▶ Aim of the exercise
Your reply should be one number: the count of lines holding the word "click".

▶ Available data
==========

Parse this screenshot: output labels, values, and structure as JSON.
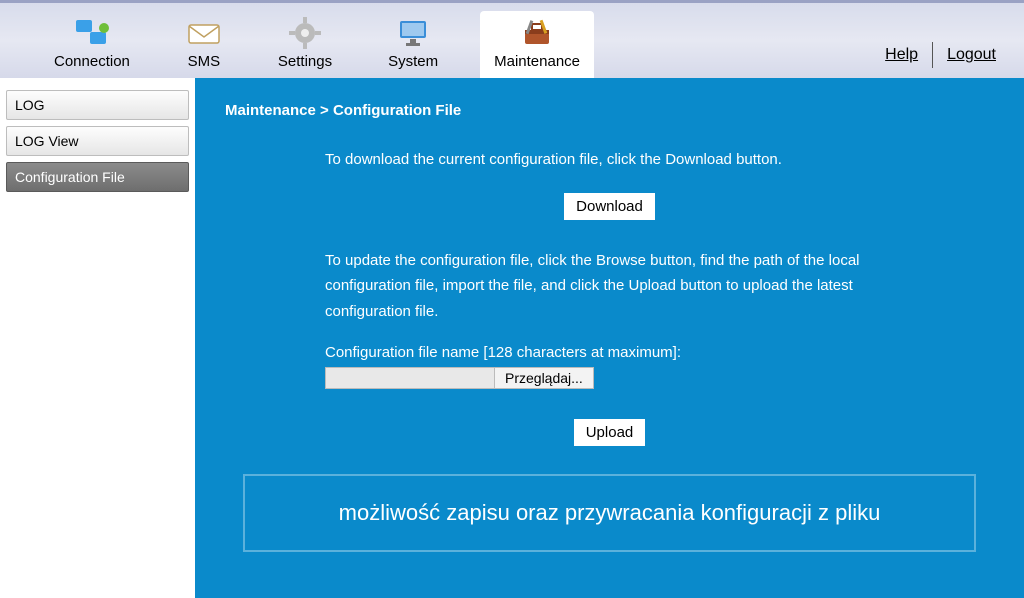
{
  "nav": {
    "items": [
      {
        "label": "Connection"
      },
      {
        "label": "SMS"
      },
      {
        "label": "Settings"
      },
      {
        "label": "System"
      },
      {
        "label": "Maintenance"
      }
    ],
    "help": "Help",
    "logout": "Logout"
  },
  "sidebar": {
    "items": [
      {
        "label": "LOG"
      },
      {
        "label": "LOG View"
      },
      {
        "label": "Configuration File"
      }
    ]
  },
  "content": {
    "breadcrumb": "Maintenance > Configuration File",
    "download_instruction": "To download the current configuration file, click the Download button.",
    "download_button": "Download",
    "upload_instruction": "To update the configuration file, click the Browse button, find the path of the local configuration file, import the file, and click the Upload button to upload the latest configuration file.",
    "file_field_label": "Configuration file name [128 characters at maximum]:",
    "file_value": "",
    "browse_button": "Przeglądaj...",
    "upload_button": "Upload",
    "annotation": "możliwość zapisu oraz przywracania konfiguracji z pliku"
  }
}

==========

▶ Correct answer
2